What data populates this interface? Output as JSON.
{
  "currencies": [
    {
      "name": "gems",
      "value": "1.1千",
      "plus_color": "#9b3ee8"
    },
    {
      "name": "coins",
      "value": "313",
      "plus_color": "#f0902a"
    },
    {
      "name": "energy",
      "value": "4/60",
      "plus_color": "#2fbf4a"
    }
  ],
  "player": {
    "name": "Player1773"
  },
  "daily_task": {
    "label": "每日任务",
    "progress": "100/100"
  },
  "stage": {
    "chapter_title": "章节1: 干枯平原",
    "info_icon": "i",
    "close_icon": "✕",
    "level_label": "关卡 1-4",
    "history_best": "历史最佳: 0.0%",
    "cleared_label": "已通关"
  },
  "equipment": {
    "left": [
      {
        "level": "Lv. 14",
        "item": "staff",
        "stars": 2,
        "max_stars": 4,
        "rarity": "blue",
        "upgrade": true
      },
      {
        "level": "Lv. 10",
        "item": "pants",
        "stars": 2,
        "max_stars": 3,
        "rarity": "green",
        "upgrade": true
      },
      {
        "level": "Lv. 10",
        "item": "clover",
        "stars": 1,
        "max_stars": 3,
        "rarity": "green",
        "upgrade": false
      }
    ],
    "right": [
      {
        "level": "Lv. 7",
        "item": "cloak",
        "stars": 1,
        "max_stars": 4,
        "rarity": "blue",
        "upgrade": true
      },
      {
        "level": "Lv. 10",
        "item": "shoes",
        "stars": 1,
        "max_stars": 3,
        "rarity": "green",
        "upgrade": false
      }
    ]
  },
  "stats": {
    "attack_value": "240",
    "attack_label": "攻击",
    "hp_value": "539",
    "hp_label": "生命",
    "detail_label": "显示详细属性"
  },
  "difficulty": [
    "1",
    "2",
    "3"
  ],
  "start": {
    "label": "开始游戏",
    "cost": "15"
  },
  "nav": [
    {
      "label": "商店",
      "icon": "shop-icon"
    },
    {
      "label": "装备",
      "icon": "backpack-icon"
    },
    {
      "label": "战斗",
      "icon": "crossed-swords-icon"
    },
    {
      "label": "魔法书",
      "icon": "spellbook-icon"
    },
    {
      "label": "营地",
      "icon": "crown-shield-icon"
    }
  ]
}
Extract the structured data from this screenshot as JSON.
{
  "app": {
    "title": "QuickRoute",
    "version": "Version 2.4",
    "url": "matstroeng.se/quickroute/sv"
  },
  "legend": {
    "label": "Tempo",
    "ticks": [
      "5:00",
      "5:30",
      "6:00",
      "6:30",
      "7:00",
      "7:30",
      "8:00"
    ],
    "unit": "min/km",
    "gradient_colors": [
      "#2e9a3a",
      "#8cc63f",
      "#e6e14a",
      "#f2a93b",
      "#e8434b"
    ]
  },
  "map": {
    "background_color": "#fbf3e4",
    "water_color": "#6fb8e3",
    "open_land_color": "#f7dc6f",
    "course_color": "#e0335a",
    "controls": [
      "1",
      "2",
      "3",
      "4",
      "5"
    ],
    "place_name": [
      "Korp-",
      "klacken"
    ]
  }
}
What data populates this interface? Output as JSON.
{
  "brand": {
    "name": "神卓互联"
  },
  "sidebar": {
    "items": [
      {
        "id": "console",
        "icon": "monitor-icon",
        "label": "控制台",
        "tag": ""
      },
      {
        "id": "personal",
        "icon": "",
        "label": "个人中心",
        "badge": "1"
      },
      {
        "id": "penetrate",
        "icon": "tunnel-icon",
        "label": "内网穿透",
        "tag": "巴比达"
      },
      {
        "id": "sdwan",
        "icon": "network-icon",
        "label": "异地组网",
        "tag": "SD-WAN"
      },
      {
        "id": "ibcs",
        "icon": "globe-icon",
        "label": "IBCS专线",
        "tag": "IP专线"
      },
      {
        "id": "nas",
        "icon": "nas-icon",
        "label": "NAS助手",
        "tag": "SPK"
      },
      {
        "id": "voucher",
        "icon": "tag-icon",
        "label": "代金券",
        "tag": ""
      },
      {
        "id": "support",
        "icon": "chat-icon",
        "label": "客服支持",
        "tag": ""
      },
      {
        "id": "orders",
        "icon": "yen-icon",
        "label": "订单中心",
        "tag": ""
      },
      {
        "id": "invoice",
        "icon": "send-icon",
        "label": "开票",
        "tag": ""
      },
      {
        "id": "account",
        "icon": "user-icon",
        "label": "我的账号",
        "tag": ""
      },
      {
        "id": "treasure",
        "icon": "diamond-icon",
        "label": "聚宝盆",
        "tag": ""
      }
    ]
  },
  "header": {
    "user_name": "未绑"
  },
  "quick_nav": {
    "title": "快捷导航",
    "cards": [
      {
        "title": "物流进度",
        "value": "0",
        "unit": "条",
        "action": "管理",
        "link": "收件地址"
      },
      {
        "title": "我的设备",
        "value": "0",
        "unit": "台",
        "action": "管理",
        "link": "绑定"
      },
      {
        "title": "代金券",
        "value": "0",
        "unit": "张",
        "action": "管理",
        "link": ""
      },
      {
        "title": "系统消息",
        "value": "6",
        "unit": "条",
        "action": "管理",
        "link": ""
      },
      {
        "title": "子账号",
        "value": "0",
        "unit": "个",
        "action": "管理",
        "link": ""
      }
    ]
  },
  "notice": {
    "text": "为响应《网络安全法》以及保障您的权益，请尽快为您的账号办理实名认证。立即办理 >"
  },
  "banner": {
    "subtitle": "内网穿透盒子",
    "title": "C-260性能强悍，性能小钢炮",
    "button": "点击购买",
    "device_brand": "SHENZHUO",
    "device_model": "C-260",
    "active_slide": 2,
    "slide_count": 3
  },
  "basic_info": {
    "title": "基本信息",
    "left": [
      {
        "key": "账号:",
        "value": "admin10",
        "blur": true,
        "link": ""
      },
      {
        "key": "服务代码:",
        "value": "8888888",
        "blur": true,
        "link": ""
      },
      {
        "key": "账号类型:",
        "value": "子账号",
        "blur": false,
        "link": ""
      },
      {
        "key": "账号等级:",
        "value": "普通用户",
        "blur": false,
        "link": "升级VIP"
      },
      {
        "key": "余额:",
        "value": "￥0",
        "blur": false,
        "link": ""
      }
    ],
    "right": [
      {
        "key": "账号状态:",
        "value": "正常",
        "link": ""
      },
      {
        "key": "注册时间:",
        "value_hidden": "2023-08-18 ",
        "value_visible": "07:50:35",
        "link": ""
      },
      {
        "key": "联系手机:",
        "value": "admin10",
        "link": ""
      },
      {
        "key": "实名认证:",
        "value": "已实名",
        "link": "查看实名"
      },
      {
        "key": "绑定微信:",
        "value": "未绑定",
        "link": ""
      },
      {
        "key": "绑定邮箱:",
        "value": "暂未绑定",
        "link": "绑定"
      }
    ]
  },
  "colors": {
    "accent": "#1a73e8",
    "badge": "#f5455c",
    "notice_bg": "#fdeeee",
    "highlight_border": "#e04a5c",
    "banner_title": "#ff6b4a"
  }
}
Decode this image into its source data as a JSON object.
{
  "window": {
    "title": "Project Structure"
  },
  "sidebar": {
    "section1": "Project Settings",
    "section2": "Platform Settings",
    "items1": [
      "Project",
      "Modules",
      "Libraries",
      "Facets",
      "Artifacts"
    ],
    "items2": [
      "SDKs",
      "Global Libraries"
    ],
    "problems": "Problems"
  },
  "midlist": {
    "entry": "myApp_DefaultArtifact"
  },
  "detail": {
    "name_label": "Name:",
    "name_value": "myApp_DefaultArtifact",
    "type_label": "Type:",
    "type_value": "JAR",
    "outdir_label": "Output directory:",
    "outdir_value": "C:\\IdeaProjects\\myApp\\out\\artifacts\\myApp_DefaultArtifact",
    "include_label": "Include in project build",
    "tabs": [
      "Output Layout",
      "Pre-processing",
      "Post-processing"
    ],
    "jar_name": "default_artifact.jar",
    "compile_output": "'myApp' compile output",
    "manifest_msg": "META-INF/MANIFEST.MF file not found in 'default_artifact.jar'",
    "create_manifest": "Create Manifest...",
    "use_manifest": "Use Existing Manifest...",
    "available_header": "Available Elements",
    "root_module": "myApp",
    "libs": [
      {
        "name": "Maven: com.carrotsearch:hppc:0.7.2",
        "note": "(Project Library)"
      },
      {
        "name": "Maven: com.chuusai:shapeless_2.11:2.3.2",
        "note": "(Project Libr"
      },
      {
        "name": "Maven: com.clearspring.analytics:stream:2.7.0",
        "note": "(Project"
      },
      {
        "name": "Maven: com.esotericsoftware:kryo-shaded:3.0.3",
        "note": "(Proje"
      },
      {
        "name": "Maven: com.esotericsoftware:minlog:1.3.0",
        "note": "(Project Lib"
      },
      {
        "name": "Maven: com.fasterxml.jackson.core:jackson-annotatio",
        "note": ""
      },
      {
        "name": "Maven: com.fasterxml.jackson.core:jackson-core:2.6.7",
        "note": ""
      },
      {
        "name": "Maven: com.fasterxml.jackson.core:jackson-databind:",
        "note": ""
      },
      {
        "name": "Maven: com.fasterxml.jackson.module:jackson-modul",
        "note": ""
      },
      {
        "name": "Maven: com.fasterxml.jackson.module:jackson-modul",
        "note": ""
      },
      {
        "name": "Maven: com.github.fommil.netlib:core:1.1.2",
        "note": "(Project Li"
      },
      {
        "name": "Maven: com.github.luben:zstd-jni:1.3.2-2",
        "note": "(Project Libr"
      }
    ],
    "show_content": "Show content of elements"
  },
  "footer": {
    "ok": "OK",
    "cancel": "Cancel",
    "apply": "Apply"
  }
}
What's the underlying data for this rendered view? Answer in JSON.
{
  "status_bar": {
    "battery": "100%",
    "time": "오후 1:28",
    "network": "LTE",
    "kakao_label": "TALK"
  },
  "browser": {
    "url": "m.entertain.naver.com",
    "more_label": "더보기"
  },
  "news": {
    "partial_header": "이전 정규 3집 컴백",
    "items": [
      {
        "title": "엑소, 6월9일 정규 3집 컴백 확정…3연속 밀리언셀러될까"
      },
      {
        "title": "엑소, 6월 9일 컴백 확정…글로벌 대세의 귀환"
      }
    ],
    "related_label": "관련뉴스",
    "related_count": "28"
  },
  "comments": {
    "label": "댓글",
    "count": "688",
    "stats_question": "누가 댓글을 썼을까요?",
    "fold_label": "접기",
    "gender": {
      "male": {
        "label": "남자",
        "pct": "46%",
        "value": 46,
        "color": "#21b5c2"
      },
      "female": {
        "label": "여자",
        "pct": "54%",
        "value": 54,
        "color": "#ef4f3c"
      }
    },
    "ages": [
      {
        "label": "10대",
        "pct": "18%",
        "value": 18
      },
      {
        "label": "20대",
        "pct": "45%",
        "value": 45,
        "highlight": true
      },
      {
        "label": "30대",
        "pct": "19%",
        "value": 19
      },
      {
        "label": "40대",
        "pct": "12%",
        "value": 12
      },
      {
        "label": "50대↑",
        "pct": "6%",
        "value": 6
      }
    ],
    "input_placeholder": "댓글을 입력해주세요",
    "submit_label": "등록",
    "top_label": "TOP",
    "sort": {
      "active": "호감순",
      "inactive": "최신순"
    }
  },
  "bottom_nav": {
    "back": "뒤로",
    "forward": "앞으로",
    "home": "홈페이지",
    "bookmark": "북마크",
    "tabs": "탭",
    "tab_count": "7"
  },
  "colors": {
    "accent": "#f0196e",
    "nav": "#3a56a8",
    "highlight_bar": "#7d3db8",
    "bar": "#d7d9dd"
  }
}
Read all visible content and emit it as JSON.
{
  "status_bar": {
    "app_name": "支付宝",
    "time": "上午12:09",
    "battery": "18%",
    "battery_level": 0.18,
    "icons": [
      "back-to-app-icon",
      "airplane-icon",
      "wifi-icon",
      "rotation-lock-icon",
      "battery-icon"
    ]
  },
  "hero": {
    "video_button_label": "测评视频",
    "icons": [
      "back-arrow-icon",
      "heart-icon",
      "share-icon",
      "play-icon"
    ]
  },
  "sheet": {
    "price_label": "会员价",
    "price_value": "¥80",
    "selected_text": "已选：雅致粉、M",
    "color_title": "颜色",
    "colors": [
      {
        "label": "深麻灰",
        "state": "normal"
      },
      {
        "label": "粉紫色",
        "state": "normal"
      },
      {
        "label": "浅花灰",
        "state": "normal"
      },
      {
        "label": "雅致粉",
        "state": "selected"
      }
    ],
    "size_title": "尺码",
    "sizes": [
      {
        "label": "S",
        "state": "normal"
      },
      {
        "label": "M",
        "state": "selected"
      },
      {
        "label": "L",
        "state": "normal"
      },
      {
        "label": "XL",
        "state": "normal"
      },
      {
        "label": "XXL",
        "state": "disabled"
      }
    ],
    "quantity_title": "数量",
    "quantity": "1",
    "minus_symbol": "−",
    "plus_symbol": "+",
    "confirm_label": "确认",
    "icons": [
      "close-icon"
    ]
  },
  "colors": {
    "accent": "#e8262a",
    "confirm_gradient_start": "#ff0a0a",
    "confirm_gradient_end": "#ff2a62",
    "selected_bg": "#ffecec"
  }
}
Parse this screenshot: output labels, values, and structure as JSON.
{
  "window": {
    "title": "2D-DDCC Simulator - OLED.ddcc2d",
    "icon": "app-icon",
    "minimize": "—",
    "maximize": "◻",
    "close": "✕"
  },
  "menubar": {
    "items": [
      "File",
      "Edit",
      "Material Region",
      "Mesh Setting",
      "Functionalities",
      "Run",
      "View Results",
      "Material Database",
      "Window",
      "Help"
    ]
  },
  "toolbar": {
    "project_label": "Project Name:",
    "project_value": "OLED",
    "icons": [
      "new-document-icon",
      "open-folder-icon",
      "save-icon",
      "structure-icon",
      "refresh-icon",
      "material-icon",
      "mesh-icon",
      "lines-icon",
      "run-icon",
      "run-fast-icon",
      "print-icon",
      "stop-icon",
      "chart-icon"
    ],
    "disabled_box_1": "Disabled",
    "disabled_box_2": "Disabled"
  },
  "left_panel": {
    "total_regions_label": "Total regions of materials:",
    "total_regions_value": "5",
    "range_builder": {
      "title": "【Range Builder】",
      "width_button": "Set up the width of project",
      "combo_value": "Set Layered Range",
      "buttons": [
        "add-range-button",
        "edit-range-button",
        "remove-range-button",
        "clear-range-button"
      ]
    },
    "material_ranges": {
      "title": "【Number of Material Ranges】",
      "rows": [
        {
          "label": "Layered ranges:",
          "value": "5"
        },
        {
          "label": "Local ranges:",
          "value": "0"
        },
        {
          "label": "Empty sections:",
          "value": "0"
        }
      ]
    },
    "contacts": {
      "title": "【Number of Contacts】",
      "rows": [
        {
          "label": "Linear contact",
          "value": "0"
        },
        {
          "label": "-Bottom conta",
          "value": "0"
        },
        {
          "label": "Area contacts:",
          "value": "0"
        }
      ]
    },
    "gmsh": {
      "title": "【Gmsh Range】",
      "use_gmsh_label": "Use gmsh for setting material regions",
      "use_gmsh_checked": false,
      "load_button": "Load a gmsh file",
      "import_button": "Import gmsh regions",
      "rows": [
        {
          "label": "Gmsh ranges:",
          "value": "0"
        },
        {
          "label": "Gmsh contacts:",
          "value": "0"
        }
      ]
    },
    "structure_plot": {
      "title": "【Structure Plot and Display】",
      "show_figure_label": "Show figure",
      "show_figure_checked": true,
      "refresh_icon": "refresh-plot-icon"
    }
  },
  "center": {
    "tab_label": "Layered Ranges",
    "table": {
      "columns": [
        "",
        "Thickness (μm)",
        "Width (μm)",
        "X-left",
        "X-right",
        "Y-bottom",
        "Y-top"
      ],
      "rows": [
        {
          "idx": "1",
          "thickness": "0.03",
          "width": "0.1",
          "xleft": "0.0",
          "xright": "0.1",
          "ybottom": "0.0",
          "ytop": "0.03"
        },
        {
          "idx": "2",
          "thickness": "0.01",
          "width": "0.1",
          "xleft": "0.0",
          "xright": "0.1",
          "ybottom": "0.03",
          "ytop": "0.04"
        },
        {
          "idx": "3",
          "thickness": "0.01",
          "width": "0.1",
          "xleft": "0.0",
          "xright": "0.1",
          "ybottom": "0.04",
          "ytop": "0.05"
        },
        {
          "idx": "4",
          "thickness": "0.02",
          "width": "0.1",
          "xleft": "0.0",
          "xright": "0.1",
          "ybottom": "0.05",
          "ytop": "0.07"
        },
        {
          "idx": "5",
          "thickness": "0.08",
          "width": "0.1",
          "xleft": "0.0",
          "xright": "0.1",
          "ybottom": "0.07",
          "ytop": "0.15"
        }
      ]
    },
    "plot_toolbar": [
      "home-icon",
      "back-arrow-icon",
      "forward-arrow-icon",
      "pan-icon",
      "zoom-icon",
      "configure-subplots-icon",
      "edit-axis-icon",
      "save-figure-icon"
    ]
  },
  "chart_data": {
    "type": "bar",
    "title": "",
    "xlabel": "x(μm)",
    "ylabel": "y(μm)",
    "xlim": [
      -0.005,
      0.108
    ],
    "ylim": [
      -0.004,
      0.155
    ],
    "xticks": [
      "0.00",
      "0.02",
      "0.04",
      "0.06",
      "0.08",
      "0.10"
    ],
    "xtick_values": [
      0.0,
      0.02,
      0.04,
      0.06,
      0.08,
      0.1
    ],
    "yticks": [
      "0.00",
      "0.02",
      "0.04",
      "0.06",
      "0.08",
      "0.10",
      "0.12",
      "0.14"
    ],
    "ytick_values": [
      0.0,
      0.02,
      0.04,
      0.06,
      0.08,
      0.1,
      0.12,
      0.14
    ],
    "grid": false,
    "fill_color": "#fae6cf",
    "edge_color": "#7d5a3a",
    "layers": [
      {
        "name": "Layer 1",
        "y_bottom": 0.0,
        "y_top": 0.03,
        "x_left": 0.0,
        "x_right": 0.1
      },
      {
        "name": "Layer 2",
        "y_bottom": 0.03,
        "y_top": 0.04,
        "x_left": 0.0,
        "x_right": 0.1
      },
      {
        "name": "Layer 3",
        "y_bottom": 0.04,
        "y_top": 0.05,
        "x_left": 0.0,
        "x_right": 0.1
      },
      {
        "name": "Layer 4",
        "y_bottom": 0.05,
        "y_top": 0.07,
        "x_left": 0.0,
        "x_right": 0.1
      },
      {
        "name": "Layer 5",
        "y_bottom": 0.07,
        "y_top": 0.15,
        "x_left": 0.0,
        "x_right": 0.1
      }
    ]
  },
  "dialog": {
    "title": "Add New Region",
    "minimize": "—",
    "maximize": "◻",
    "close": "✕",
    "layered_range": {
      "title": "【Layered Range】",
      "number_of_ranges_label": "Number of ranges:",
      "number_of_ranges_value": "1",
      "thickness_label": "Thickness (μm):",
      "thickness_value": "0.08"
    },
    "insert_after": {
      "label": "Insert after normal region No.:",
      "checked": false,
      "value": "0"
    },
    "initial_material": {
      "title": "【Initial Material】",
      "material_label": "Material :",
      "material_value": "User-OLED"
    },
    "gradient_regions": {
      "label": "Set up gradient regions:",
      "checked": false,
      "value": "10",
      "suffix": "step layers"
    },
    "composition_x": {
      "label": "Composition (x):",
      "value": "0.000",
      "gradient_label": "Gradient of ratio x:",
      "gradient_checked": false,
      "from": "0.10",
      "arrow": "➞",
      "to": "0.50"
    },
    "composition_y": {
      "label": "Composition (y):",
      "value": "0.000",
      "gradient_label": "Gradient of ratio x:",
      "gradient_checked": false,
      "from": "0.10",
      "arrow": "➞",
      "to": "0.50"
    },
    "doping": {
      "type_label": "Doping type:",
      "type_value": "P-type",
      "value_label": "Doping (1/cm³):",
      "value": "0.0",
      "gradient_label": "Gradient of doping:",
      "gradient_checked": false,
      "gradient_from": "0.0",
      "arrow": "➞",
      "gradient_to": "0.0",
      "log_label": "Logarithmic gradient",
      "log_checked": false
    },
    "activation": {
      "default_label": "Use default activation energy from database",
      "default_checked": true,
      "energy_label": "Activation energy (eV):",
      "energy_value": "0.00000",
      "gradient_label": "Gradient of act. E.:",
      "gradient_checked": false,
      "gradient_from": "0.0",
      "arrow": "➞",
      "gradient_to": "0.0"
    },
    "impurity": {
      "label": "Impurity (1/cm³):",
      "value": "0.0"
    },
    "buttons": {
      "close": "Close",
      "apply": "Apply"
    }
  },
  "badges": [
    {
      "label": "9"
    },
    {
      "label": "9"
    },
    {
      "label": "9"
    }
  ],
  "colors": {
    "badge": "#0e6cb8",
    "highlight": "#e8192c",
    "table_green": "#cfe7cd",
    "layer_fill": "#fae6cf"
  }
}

*Your task*.
List each line of the entries that holds the string "screenshot".

*Solution to this problem*.
Extract the structured data from this screenshot as JSON.
Parse this screenshot: output labels, values, and structure as JSON.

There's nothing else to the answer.